* **DIRECTION**
Quote the records from the line with "Bar [142, 118, 146, 238]" up to and including the line with "Bar [321, 158, 325, 238]", keeping every line exactly as it is.
☆ ☆ ☆ ☆ ☆ ☆ ☆
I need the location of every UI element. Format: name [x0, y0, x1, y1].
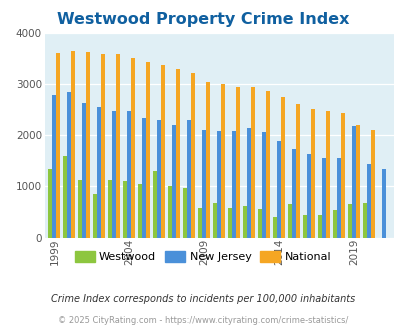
Bar [142, 118, 146, 238]
Bar [213, 203, 217, 238]
Bar [281, 97, 285, 238]
Bar [131, 58, 135, 238]
Bar [221, 84, 225, 238]
Bar [183, 188, 187, 238]
Bar [168, 186, 172, 238]
Bar [202, 130, 206, 238]
Bar [228, 209, 232, 238]
Bar [97, 107, 101, 238]
Bar [48, 169, 52, 238]
Bar [198, 209, 202, 238]
Bar [153, 171, 157, 238]
Bar [82, 103, 86, 238]
Bar [306, 154, 310, 238]
Bar [273, 217, 277, 238]
Bar [52, 95, 56, 238]
Bar [317, 214, 321, 238]
Bar [206, 82, 210, 238]
Bar [296, 104, 299, 238]
Bar [336, 158, 340, 238]
Bar [332, 210, 336, 238]
Bar [56, 53, 60, 238]
Bar [266, 91, 270, 238]
Bar [67, 92, 71, 238]
Bar [112, 111, 116, 238]
Bar [172, 125, 176, 238]
Legend: Westwood, New Jersey, National: Westwood, New Jersey, National [70, 247, 335, 267]
Bar [258, 210, 262, 238]
Bar [236, 87, 240, 238]
Text: Crime Index corresponds to incidents per 100,000 inhabitants: Crime Index corresponds to incidents per… [51, 294, 354, 304]
Bar [243, 206, 247, 238]
Bar [161, 65, 165, 238]
Bar [176, 69, 180, 238]
Bar [157, 120, 161, 238]
Bar [146, 62, 150, 238]
Bar [347, 204, 351, 238]
Bar [262, 132, 266, 238]
Bar [93, 194, 97, 238]
Bar [116, 54, 120, 238]
Bar [277, 141, 281, 238]
Bar [138, 184, 142, 238]
Bar [381, 169, 385, 238]
Bar [123, 181, 127, 238]
Bar [310, 109, 314, 238]
Bar [303, 214, 306, 238]
Bar [78, 180, 82, 238]
Bar [340, 113, 344, 238]
Bar [108, 180, 112, 238]
Bar [247, 128, 251, 238]
Bar [71, 51, 75, 238]
Bar [362, 203, 366, 238]
Bar [187, 120, 191, 238]
Bar [355, 125, 359, 238]
Bar [232, 131, 236, 238]
Bar [86, 52, 90, 238]
Bar [370, 130, 374, 238]
Bar [101, 54, 105, 238]
Text: Westwood Property Crime Index: Westwood Property Crime Index [57, 12, 348, 26]
Bar [127, 111, 131, 238]
Bar [217, 131, 221, 238]
Bar [191, 73, 195, 238]
Bar [292, 149, 296, 238]
Bar [351, 126, 355, 238]
Bar [366, 164, 370, 238]
Bar [325, 111, 329, 238]
Bar [63, 156, 67, 238]
Bar [288, 204, 292, 238]
Text: © 2025 CityRating.com - https://www.cityrating.com/crime-statistics/: © 2025 CityRating.com - https://www.city… [58, 315, 347, 325]
Bar [321, 158, 325, 238]
Bar [251, 87, 255, 238]
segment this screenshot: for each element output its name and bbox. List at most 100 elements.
☆ ☆ ☆ ☆ ☆ ☆ ☆
* **EXERCISE RESULT**
Bar [142, 118, 146, 238]
Bar [213, 203, 217, 238]
Bar [281, 97, 285, 238]
Bar [131, 58, 135, 238]
Bar [221, 84, 225, 238]
Bar [183, 188, 187, 238]
Bar [168, 186, 172, 238]
Bar [202, 130, 206, 238]
Bar [228, 209, 232, 238]
Bar [97, 107, 101, 238]
Bar [48, 169, 52, 238]
Bar [198, 209, 202, 238]
Bar [153, 171, 157, 238]
Bar [82, 103, 86, 238]
Bar [306, 154, 310, 238]
Bar [273, 217, 277, 238]
Bar [52, 95, 56, 238]
Bar [317, 214, 321, 238]
Bar [206, 82, 210, 238]
Bar [296, 104, 299, 238]
Bar [336, 158, 340, 238]
Bar [332, 210, 336, 238]
Bar [56, 53, 60, 238]
Bar [266, 91, 270, 238]
Bar [67, 92, 71, 238]
Bar [112, 111, 116, 238]
Bar [172, 125, 176, 238]
Legend: Westwood, New Jersey, National: Westwood, New Jersey, National [70, 247, 335, 267]
Bar [258, 210, 262, 238]
Bar [236, 87, 240, 238]
Text: Crime Index corresponds to incidents per 100,000 inhabitants: Crime Index corresponds to incidents per… [51, 294, 354, 304]
Bar [243, 206, 247, 238]
Bar [161, 65, 165, 238]
Bar [176, 69, 180, 238]
Bar [157, 120, 161, 238]
Bar [146, 62, 150, 238]
Bar [347, 204, 351, 238]
Bar [262, 132, 266, 238]
Bar [93, 194, 97, 238]
Bar [116, 54, 120, 238]
Bar [277, 141, 281, 238]
Bar [138, 184, 142, 238]
Bar [381, 169, 385, 238]
Bar [123, 181, 127, 238]
Bar [310, 109, 314, 238]
Bar [303, 214, 306, 238]
Bar [78, 180, 82, 238]
Bar [340, 113, 344, 238]
Bar [108, 180, 112, 238]
Bar [247, 128, 251, 238]
Bar [71, 51, 75, 238]
Bar [362, 203, 366, 238]
Bar [187, 120, 191, 238]
Bar [355, 125, 359, 238]
Bar [232, 131, 236, 238]
Bar [86, 52, 90, 238]
Bar [370, 130, 374, 238]
Bar [101, 54, 105, 238]
Text: Westwood Property Crime Index: Westwood Property Crime Index [57, 12, 348, 26]
Bar [127, 111, 131, 238]
Bar [217, 131, 221, 238]
Bar [191, 73, 195, 238]
Bar [292, 149, 296, 238]
Bar [351, 126, 355, 238]
Bar [366, 164, 370, 238]
Bar [325, 111, 329, 238]
Bar [63, 156, 67, 238]
Bar [288, 204, 292, 238]
Text: © 2025 CityRating.com - https://www.cityrating.com/crime-statistics/: © 2025 CityRating.com - https://www.city… [58, 315, 347, 325]
Bar [321, 158, 325, 238]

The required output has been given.